* START DATA SUPPLIED *

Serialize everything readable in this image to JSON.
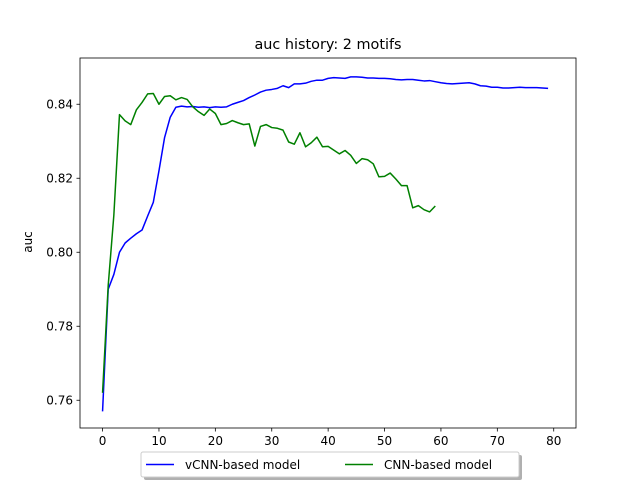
{
  "chart_data": {
    "type": "line",
    "title": "auc history:  2 motifs",
    "xlabel": "",
    "ylabel": "auc",
    "xlim": [
      -4,
      83.95
    ],
    "ylim": [
      0.7525,
      0.8525
    ],
    "xticks": [
      0,
      10,
      20,
      30,
      40,
      50,
      60,
      70,
      80
    ],
    "yticks": [
      0.76,
      0.78,
      0.8,
      0.82,
      0.84
    ],
    "ytick_labels": [
      "0.76",
      "0.78",
      "0.80",
      "0.82",
      "0.84"
    ],
    "grid": false,
    "legend": {
      "placement": "bottom-center, below plot",
      "columns": 2
    },
    "series": [
      {
        "name": "vCNN-based model",
        "color": "#0000ff",
        "x": [
          0,
          1,
          2,
          3,
          4,
          5,
          6,
          7,
          8,
          9,
          10,
          11,
          12,
          13,
          14,
          15,
          16,
          17,
          18,
          19,
          20,
          21,
          22,
          23,
          24,
          25,
          26,
          27,
          28,
          29,
          30,
          31,
          32,
          33,
          34,
          35,
          36,
          37,
          38,
          39,
          40,
          41,
          42,
          43,
          44,
          45,
          46,
          47,
          48,
          49,
          50,
          51,
          52,
          53,
          54,
          55,
          56,
          57,
          58,
          59,
          60,
          61,
          62,
          63,
          64,
          65,
          66,
          67,
          68,
          69,
          70,
          71,
          72,
          73,
          74,
          75,
          76,
          77,
          78,
          79
        ],
        "y": [
          0.757,
          0.79,
          0.794,
          0.8,
          0.8025,
          0.8038,
          0.805,
          0.806,
          0.8098,
          0.8135,
          0.822,
          0.831,
          0.8365,
          0.8392,
          0.8395,
          0.8393,
          0.8394,
          0.8392,
          0.8393,
          0.8391,
          0.8393,
          0.8392,
          0.8393,
          0.84,
          0.8405,
          0.841,
          0.8418,
          0.8425,
          0.8433,
          0.8438,
          0.844,
          0.8443,
          0.845,
          0.8445,
          0.8455,
          0.8455,
          0.8457,
          0.8462,
          0.8465,
          0.8465,
          0.847,
          0.8472,
          0.8471,
          0.847,
          0.8474,
          0.8474,
          0.8473,
          0.8471,
          0.8471,
          0.847,
          0.847,
          0.8469,
          0.8467,
          0.8466,
          0.8467,
          0.8467,
          0.8465,
          0.8463,
          0.8464,
          0.8461,
          0.8458,
          0.8456,
          0.8455,
          0.8456,
          0.8457,
          0.8458,
          0.8455,
          0.845,
          0.8449,
          0.8446,
          0.8446,
          0.8444,
          0.8444,
          0.8445,
          0.8446,
          0.8445,
          0.8445,
          0.8445,
          0.8444,
          0.8443
        ]
      },
      {
        "name": "CNN-based model",
        "color": "#008000",
        "x": [
          0,
          1,
          2,
          3,
          4,
          5,
          6,
          7,
          8,
          9,
          10,
          11,
          12,
          13,
          14,
          15,
          16,
          17,
          18,
          19,
          20,
          21,
          22,
          23,
          24,
          25,
          26,
          27,
          28,
          29,
          30,
          31,
          32,
          33,
          34,
          35,
          36,
          37,
          38,
          39,
          40,
          41,
          42,
          43,
          44,
          45,
          46,
          47,
          48,
          49,
          50,
          51,
          52,
          53,
          54,
          55,
          56,
          57,
          58,
          59
        ],
        "y": [
          0.762,
          0.791,
          0.81,
          0.8372,
          0.8355,
          0.8345,
          0.8385,
          0.8405,
          0.8428,
          0.8429,
          0.84,
          0.8421,
          0.8423,
          0.8412,
          0.8418,
          0.8413,
          0.8393,
          0.838,
          0.837,
          0.8387,
          0.8375,
          0.8345,
          0.8348,
          0.8356,
          0.835,
          0.8345,
          0.8347,
          0.8287,
          0.834,
          0.8345,
          0.8337,
          0.8335,
          0.833,
          0.8298,
          0.8292,
          0.8323,
          0.8285,
          0.8296,
          0.8311,
          0.8285,
          0.8286,
          0.8276,
          0.8266,
          0.8275,
          0.8262,
          0.824,
          0.8253,
          0.825,
          0.8239,
          0.8204,
          0.8205,
          0.8214,
          0.8198,
          0.818,
          0.818,
          0.812,
          0.8126,
          0.8115,
          0.8109,
          0.8125
        ]
      }
    ]
  }
}
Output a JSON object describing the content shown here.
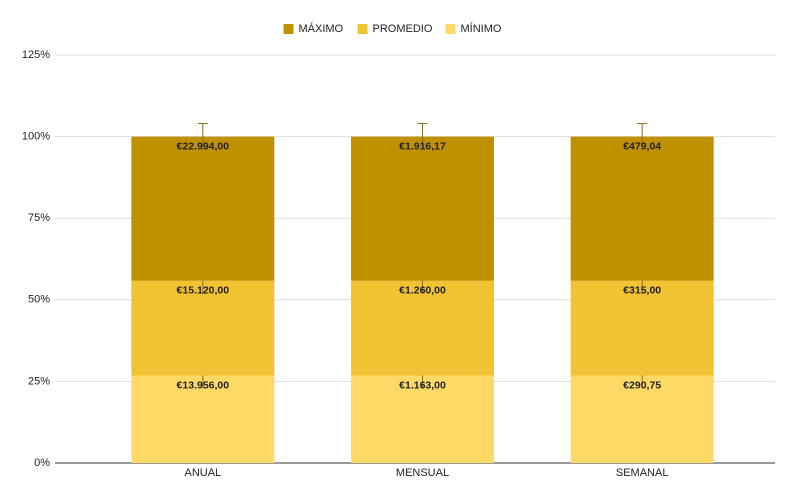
{
  "chart_data": {
    "type": "stacked-percent-bar",
    "categories": [
      "ANUAL",
      "MENSUAL",
      "SEMANAL"
    ],
    "series": [
      {
        "name": "MÁXIMO",
        "color": "#bf9000",
        "values": [
          22994,
          1916.17,
          479.04
        ],
        "value_labels": [
          "€22.994,00",
          "€1.916,17",
          "€479,04"
        ]
      },
      {
        "name": "PROMEDIO",
        "color": "#f1c232",
        "values": [
          15120,
          1260,
          315
        ],
        "value_labels": [
          "€15.120,00",
          "€1.260,00",
          "€315,00"
        ]
      },
      {
        "name": "MÍNIMO",
        "color": "#ffd966",
        "values": [
          13956,
          1163,
          290.75
        ],
        "value_labels": [
          "€13.956,00",
          "€1.163,00",
          "€290,75"
        ]
      }
    ],
    "error_bar": 4,
    "ylim": [
      0,
      125
    ],
    "yticks": [
      {
        "value": 0,
        "label": "0%"
      },
      {
        "value": 25,
        "label": "25%"
      },
      {
        "value": 50,
        "label": "50%"
      },
      {
        "value": 75,
        "label": "75%"
      },
      {
        "value": 100,
        "label": "100%"
      },
      {
        "value": 125,
        "label": "125%"
      }
    ],
    "grid": true,
    "legend": "top"
  }
}
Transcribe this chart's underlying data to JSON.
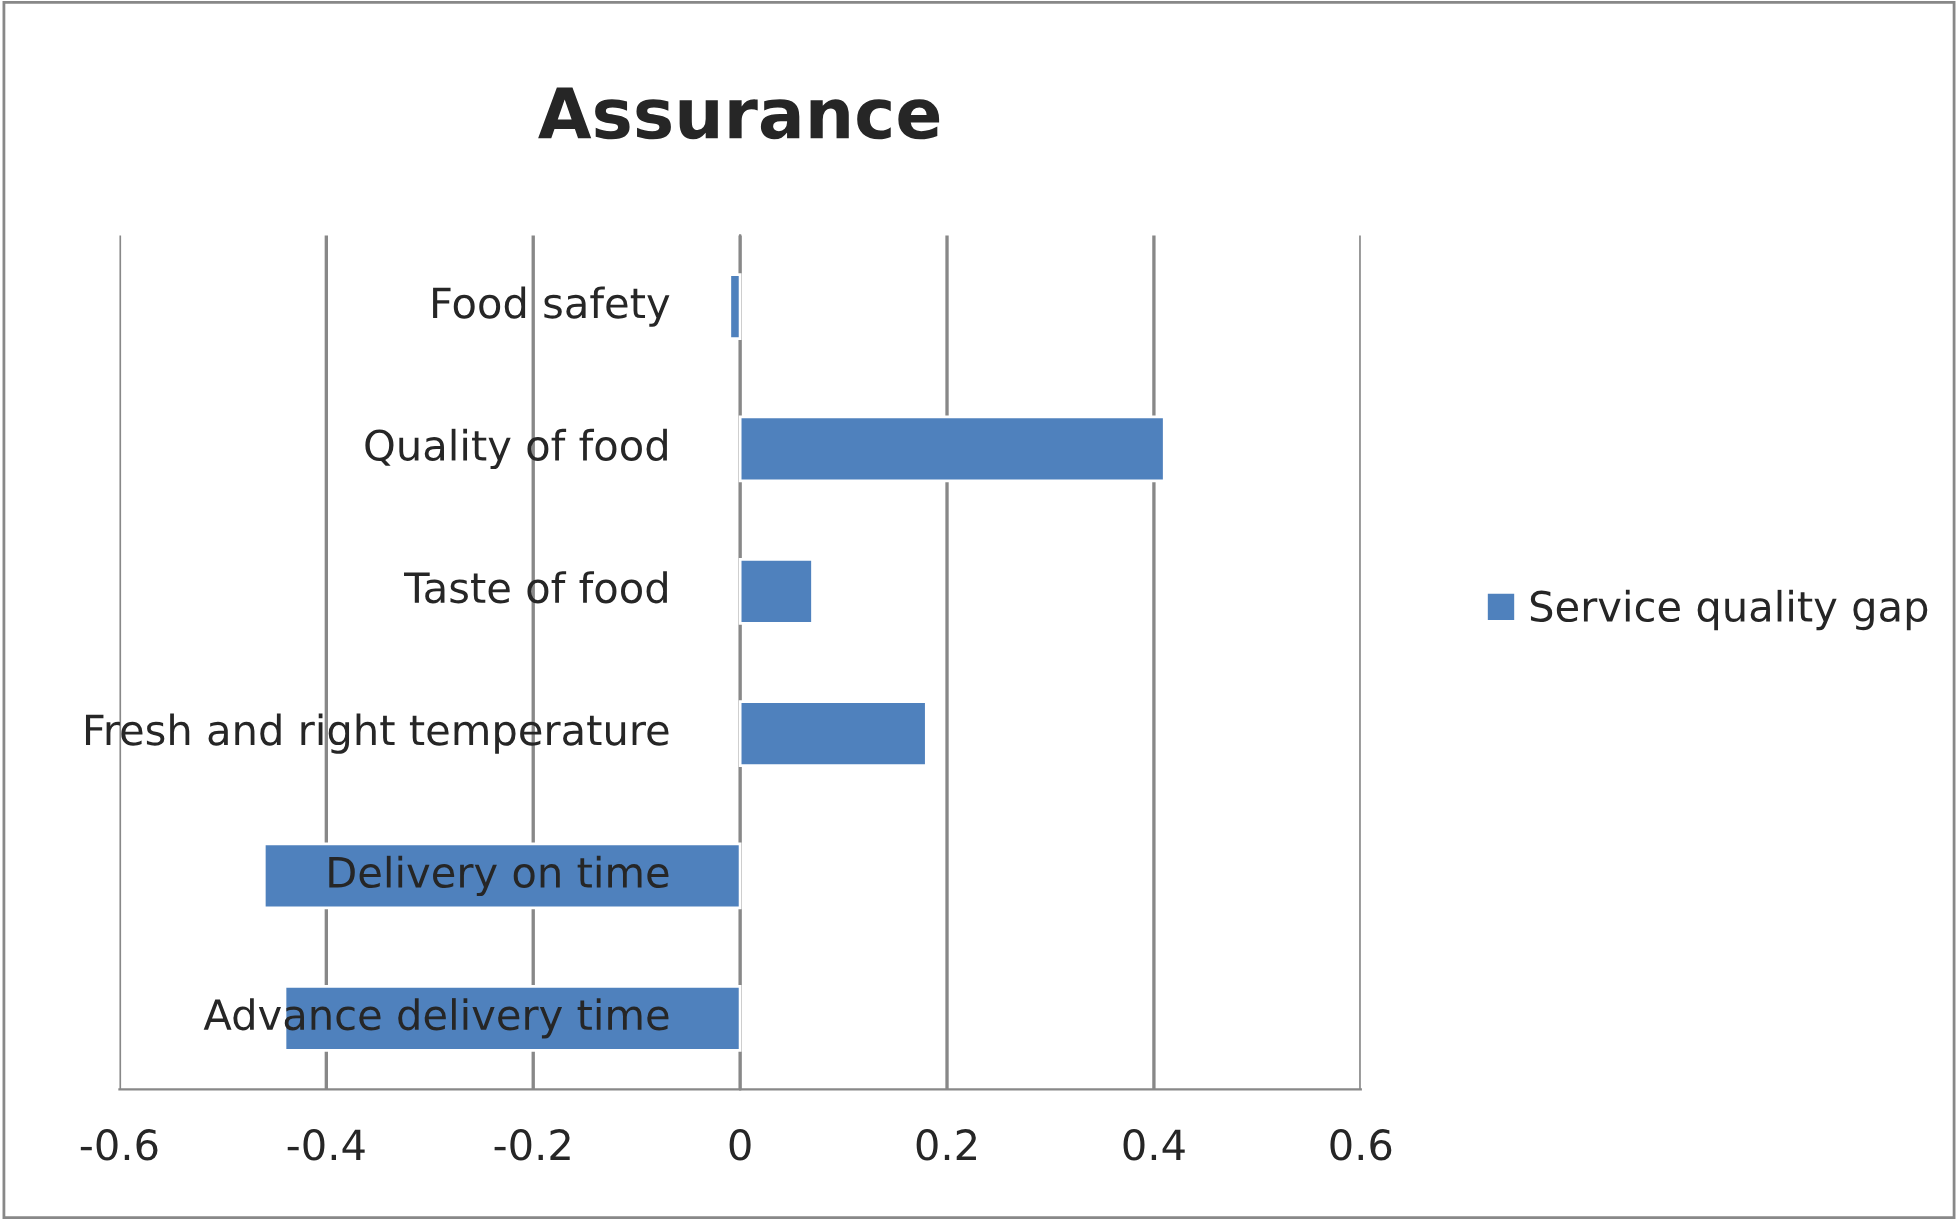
{
  "chart_data": {
    "type": "bar",
    "orientation": "horizontal",
    "title": "Assurance",
    "categories": [
      "Food safety",
      "Quality of food",
      "Taste of food",
      "Fresh and right temperature",
      "Delivery on time",
      "Advance delivery time"
    ],
    "series": [
      {
        "name": "Service quality gap",
        "color": "#4f81bd",
        "values": [
          -0.01,
          0.41,
          0.07,
          0.18,
          -0.46,
          -0.44
        ]
      }
    ],
    "xlim": [
      -0.6,
      0.6
    ],
    "xticks": [
      -0.6,
      -0.4,
      -0.2,
      0,
      0.2,
      0.4,
      0.6
    ],
    "grid": "x",
    "legend": "right"
  }
}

* END DATA SUPPLIED *

**WRITTEN PROBLEM:** Repeat each entry exactly as given; no pictures belong in the copy.

**WRITTEN RESPONSE:**
Serialize everything readable in this image to JSON.
{
  "chart_data": {
    "type": "line",
    "title": "auc history:  2 motifs",
    "xlabel": "",
    "ylabel": "auc",
    "xlim": [
      -4,
      83.95
    ],
    "ylim": [
      0.7525,
      0.8525
    ],
    "xticks": [
      0,
      10,
      20,
      30,
      40,
      50,
      60,
      70,
      80
    ],
    "yticks": [
      0.76,
      0.78,
      0.8,
      0.82,
      0.84
    ],
    "ytick_labels": [
      "0.76",
      "0.78",
      "0.80",
      "0.82",
      "0.84"
    ],
    "grid": false,
    "legend": {
      "placement": "bottom-center, below plot",
      "columns": 2
    },
    "series": [
      {
        "name": "vCNN-based model",
        "color": "#0000ff",
        "x": [
          0,
          1,
          2,
          3,
          4,
          5,
          6,
          7,
          8,
          9,
          10,
          11,
          12,
          13,
          14,
          15,
          16,
          17,
          18,
          19,
          20,
          21,
          22,
          23,
          24,
          25,
          26,
          27,
          28,
          29,
          30,
          31,
          32,
          33,
          34,
          35,
          36,
          37,
          38,
          39,
          40,
          41,
          42,
          43,
          44,
          45,
          46,
          47,
          48,
          49,
          50,
          51,
          52,
          53,
          54,
          55,
          56,
          57,
          58,
          59,
          60,
          61,
          62,
          63,
          64,
          65,
          66,
          67,
          68,
          69,
          70,
          71,
          72,
          73,
          74,
          75,
          76,
          77,
          78,
          79
        ],
        "y": [
          0.757,
          0.79,
          0.794,
          0.8,
          0.8025,
          0.8038,
          0.805,
          0.806,
          0.8098,
          0.8135,
          0.822,
          0.831,
          0.8365,
          0.8392,
          0.8395,
          0.8393,
          0.8394,
          0.8392,
          0.8393,
          0.8391,
          0.8393,
          0.8392,
          0.8393,
          0.84,
          0.8405,
          0.841,
          0.8418,
          0.8425,
          0.8433,
          0.8438,
          0.844,
          0.8443,
          0.845,
          0.8445,
          0.8455,
          0.8455,
          0.8457,
          0.8462,
          0.8465,
          0.8465,
          0.847,
          0.8472,
          0.8471,
          0.847,
          0.8474,
          0.8474,
          0.8473,
          0.8471,
          0.8471,
          0.847,
          0.847,
          0.8469,
          0.8467,
          0.8466,
          0.8467,
          0.8467,
          0.8465,
          0.8463,
          0.8464,
          0.8461,
          0.8458,
          0.8456,
          0.8455,
          0.8456,
          0.8457,
          0.8458,
          0.8455,
          0.845,
          0.8449,
          0.8446,
          0.8446,
          0.8444,
          0.8444,
          0.8445,
          0.8446,
          0.8445,
          0.8445,
          0.8445,
          0.8444,
          0.8443
        ]
      },
      {
        "name": "CNN-based model",
        "color": "#008000",
        "x": [
          0,
          1,
          2,
          3,
          4,
          5,
          6,
          7,
          8,
          9,
          10,
          11,
          12,
          13,
          14,
          15,
          16,
          17,
          18,
          19,
          20,
          21,
          22,
          23,
          24,
          25,
          26,
          27,
          28,
          29,
          30,
          31,
          32,
          33,
          34,
          35,
          36,
          37,
          38,
          39,
          40,
          41,
          42,
          43,
          44,
          45,
          46,
          47,
          48,
          49,
          50,
          51,
          52,
          53,
          54,
          55,
          56,
          57,
          58,
          59
        ],
        "y": [
          0.762,
          0.791,
          0.81,
          0.8372,
          0.8355,
          0.8345,
          0.8385,
          0.8405,
          0.8428,
          0.8429,
          0.84,
          0.8421,
          0.8423,
          0.8412,
          0.8418,
          0.8413,
          0.8393,
          0.838,
          0.837,
          0.8387,
          0.8375,
          0.8345,
          0.8348,
          0.8356,
          0.835,
          0.8345,
          0.8347,
          0.8287,
          0.834,
          0.8345,
          0.8337,
          0.8335,
          0.833,
          0.8298,
          0.8292,
          0.8323,
          0.8285,
          0.8296,
          0.8311,
          0.8285,
          0.8286,
          0.8276,
          0.8266,
          0.8275,
          0.8262,
          0.824,
          0.8253,
          0.825,
          0.8239,
          0.8204,
          0.8205,
          0.8214,
          0.8198,
          0.818,
          0.818,
          0.812,
          0.8126,
          0.8115,
          0.8109,
          0.8125
        ]
      }
    ]
  }
}
Output a JSON object describing the content shown here.
{
  "chart_data": {
    "type": "stacked-percent-bar",
    "categories": [
      "ANUAL",
      "MENSUAL",
      "SEMANAL"
    ],
    "series": [
      {
        "name": "MÁXIMO",
        "color": "#bf9000",
        "values": [
          22994,
          1916.17,
          479.04
        ],
        "value_labels": [
          "€22.994,00",
          "€1.916,17",
          "€479,04"
        ]
      },
      {
        "name": "PROMEDIO",
        "color": "#f1c232",
        "values": [
          15120,
          1260,
          315
        ],
        "value_labels": [
          "€15.120,00",
          "€1.260,00",
          "€315,00"
        ]
      },
      {
        "name": "MÍNIMO",
        "color": "#ffd966",
        "values": [
          13956,
          1163,
          290.75
        ],
        "value_labels": [
          "€13.956,00",
          "€1.163,00",
          "€290,75"
        ]
      }
    ],
    "error_bar": 4,
    "ylim": [
      0,
      125
    ],
    "yticks": [
      {
        "value": 0,
        "label": "0%"
      },
      {
        "value": 25,
        "label": "25%"
      },
      {
        "value": 50,
        "label": "50%"
      },
      {
        "value": 75,
        "label": "75%"
      },
      {
        "value": 100,
        "label": "100%"
      },
      {
        "value": 125,
        "label": "125%"
      }
    ],
    "grid": true,
    "legend": "top"
  }
}
Transcribe this chart's underlying data to JSON.
{
  "chart_data": {
    "type": "bar",
    "orientation": "horizontal",
    "title": "Assurance",
    "categories": [
      "Food safety",
      "Quality of food",
      "Taste of food",
      "Fresh and right temperature",
      "Delivery on time",
      "Advance delivery time"
    ],
    "series": [
      {
        "name": "Service quality gap",
        "color": "#4f81bd",
        "values": [
          -0.01,
          0.41,
          0.07,
          0.18,
          -0.46,
          -0.44
        ]
      }
    ],
    "xlim": [
      -0.6,
      0.6
    ],
    "xticks": [
      -0.6,
      -0.4,
      -0.2,
      0,
      0.2,
      0.4,
      0.6
    ],
    "grid": "x",
    "legend": "right"
  }
}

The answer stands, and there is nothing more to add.